▶ **WHAT TO WORK ON**:
Transcribe the data that follows precisely, omitting nothing.

== DATA IN THIS EXERCISE ==

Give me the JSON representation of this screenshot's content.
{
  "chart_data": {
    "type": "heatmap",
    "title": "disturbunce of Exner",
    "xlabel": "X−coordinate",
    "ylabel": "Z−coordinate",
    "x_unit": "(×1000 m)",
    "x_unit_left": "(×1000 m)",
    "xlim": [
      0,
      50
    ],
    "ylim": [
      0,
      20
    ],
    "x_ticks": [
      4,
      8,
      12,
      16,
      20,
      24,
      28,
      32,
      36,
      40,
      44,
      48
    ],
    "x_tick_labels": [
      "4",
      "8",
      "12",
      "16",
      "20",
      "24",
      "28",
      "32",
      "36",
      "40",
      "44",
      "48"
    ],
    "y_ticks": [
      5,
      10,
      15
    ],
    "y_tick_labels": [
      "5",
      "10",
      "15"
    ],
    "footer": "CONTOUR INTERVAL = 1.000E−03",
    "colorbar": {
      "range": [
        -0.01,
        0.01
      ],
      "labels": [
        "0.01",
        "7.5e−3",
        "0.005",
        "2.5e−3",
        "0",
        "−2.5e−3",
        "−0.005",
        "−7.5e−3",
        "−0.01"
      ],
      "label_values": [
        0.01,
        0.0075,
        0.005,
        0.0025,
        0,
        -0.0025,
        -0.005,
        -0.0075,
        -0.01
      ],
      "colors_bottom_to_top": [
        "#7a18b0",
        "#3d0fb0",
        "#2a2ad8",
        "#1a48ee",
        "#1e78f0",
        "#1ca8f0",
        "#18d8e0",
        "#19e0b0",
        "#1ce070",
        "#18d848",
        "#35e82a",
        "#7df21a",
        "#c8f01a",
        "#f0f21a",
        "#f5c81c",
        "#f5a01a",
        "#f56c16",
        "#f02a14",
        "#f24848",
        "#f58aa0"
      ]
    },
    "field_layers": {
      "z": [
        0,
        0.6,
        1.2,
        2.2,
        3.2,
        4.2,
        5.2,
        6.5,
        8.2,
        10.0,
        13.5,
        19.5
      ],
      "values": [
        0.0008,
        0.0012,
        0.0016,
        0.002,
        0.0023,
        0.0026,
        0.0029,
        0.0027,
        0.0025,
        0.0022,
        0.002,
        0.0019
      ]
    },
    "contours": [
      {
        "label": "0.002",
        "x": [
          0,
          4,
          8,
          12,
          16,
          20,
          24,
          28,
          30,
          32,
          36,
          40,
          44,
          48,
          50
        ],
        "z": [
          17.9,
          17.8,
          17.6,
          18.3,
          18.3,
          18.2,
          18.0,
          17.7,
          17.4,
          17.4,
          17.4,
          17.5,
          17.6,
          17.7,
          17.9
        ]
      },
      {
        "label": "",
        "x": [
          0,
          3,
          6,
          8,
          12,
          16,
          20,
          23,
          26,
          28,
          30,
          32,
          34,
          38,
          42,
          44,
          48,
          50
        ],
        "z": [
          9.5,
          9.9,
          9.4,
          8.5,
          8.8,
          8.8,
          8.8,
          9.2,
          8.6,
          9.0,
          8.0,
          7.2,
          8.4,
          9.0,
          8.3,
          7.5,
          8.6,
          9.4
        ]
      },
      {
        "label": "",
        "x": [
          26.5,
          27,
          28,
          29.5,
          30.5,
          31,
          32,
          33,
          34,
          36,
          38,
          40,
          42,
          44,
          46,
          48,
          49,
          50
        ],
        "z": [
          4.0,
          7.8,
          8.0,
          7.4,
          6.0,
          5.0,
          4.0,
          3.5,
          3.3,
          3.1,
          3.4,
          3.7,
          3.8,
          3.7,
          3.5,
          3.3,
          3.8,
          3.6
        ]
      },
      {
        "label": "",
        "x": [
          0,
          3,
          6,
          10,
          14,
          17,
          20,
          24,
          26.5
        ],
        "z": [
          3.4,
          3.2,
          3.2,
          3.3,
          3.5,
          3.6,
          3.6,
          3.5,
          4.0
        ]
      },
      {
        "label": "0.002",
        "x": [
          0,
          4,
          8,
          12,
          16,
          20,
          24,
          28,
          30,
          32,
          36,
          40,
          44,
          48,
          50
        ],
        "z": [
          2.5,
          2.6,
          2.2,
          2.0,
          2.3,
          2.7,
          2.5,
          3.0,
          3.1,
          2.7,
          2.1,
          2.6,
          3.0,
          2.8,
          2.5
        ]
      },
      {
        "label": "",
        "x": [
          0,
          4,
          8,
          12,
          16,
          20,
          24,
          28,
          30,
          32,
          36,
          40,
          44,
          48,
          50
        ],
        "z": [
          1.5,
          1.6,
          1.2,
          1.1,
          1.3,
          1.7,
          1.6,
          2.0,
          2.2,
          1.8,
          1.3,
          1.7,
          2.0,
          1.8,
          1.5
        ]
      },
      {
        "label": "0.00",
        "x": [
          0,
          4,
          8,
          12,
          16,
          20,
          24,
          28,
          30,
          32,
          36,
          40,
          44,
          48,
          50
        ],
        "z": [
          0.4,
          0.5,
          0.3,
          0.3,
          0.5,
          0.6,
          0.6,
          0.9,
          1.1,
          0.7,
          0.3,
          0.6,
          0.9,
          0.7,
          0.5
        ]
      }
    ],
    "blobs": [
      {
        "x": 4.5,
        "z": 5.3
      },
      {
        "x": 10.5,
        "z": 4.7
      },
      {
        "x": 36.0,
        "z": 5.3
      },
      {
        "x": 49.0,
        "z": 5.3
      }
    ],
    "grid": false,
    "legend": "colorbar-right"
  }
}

===

▶ **RESULT FOR THIS TASK**:
Give me the JSON representation of this screenshot's content.
{
  "chart_data": {
    "type": "heatmap",
    "title": "disturbunce of Exner",
    "xlabel": "X−coordinate",
    "ylabel": "Z−coordinate",
    "x_unit": "(×1000 m)",
    "x_unit_left": "(×1000 m)",
    "xlim": [
      0,
      50
    ],
    "ylim": [
      0,
      20
    ],
    "x_ticks": [
      4,
      8,
      12,
      16,
      20,
      24,
      28,
      32,
      36,
      40,
      44,
      48
    ],
    "x_tick_labels": [
      "4",
      "8",
      "12",
      "16",
      "20",
      "24",
      "28",
      "32",
      "36",
      "40",
      "44",
      "48"
    ],
    "y_ticks": [
      5,
      10,
      15
    ],
    "y_tick_labels": [
      "5",
      "10",
      "15"
    ],
    "footer": "CONTOUR INTERVAL = 1.000E−03",
    "colorbar": {
      "range": [
        -0.01,
        0.01
      ],
      "labels": [
        "0.01",
        "7.5e−3",
        "0.005",
        "2.5e−3",
        "0",
        "−2.5e−3",
        "−0.005",
        "−7.5e−3",
        "−0.01"
      ],
      "label_values": [
        0.01,
        0.0075,
        0.005,
        0.0025,
        0,
        -0.0025,
        -0.005,
        -0.0075,
        -0.01
      ],
      "colors_bottom_to_top": [
        "#7a18b0",
        "#3d0fb0",
        "#2a2ad8",
        "#1a48ee",
        "#1e78f0",
        "#1ca8f0",
        "#18d8e0",
        "#19e0b0",
        "#1ce070",
        "#18d848",
        "#35e82a",
        "#7df21a",
        "#c8f01a",
        "#f0f21a",
        "#f5c81c",
        "#f5a01a",
        "#f56c16",
        "#f02a14",
        "#f24848",
        "#f58aa0"
      ]
    },
    "field_layers": {
      "z": [
        0,
        0.6,
        1.2,
        2.2,
        3.2,
        4.2,
        5.2,
        6.5,
        8.2,
        10.0,
        13.5,
        19.5
      ],
      "values": [
        0.0008,
        0.0012,
        0.0016,
        0.002,
        0.0023,
        0.0026,
        0.0029,
        0.0027,
        0.0025,
        0.0022,
        0.002,
        0.0019
      ]
    },
    "contours": [
      {
        "label": "0.002",
        "x": [
          0,
          4,
          8,
          12,
          16,
          20,
          24,
          28,
          30,
          32,
          36,
          40,
          44,
          48,
          50
        ],
        "z": [
          17.9,
          17.8,
          17.6,
          18.3,
          18.3,
          18.2,
          18.0,
          17.7,
          17.4,
          17.4,
          17.4,
          17.5,
          17.6,
          17.7,
          17.9
        ]
      },
      {
        "label": "",
        "x": [
          0,
          3,
          6,
          8,
          12,
          16,
          20,
          23,
          26,
          28,
          30,
          32,
          34,
          38,
          42,
          44,
          48,
          50
        ],
        "z": [
          9.5,
          9.9,
          9.4,
          8.5,
          8.8,
          8.8,
          8.8,
          9.2,
          8.6,
          9.0,
          8.0,
          7.2,
          8.4,
          9.0,
          8.3,
          7.5,
          8.6,
          9.4
        ]
      },
      {
        "label": "",
        "x": [
          26.5,
          27,
          28,
          29.5,
          30.5,
          31,
          32,
          33,
          34,
          36,
          38,
          40,
          42,
          44,
          46,
          48,
          49,
          50
        ],
        "z": [
          4.0,
          7.8,
          8.0,
          7.4,
          6.0,
          5.0,
          4.0,
          3.5,
          3.3,
          3.1,
          3.4,
          3.7,
          3.8,
          3.7,
          3.5,
          3.3,
          3.8,
          3.6
        ]
      },
      {
        "label": "",
        "x": [
          0,
          3,
          6,
          10,
          14,
          17,
          20,
          24,
          26.5
        ],
        "z": [
          3.4,
          3.2,
          3.2,
          3.3,
          3.5,
          3.6,
          3.6,
          3.5,
          4.0
        ]
      },
      {
        "label": "0.002",
        "x": [
          0,
          4,
          8,
          12,
          16,
          20,
          24,
          28,
          30,
          32,
          36,
          40,
          44,
          48,
          50
        ],
        "z": [
          2.5,
          2.6,
          2.2,
          2.0,
          2.3,
          2.7,
          2.5,
          3.0,
          3.1,
          2.7,
          2.1,
          2.6,
          3.0,
          2.8,
          2.5
        ]
      },
      {
        "label": "",
        "x": [
          0,
          4,
          8,
          12,
          16,
          20,
          24,
          28,
          30,
          32,
          36,
          40,
          44,
          48,
          50
        ],
        "z": [
          1.5,
          1.6,
          1.2,
          1.1,
          1.3,
          1.7,
          1.6,
          2.0,
          2.2,
          1.8,
          1.3,
          1.7,
          2.0,
          1.8,
          1.5
        ]
      },
      {
        "label": "0.00",
        "x": [
          0,
          4,
          8,
          12,
          16,
          20,
          24,
          28,
          30,
          32,
          36,
          40,
          44,
          48,
          50
        ],
        "z": [
          0.4,
          0.5,
          0.3,
          0.3,
          0.5,
          0.6,
          0.6,
          0.9,
          1.1,
          0.7,
          0.3,
          0.6,
          0.9,
          0.7,
          0.5
        ]
      }
    ],
    "blobs": [
      {
        "x": 4.5,
        "z": 5.3
      },
      {
        "x": 10.5,
        "z": 4.7
      },
      {
        "x": 36.0,
        "z": 5.3
      },
      {
        "x": 49.0,
        "z": 5.3
      }
    ],
    "grid": false,
    "legend": "colorbar-right"
  }
}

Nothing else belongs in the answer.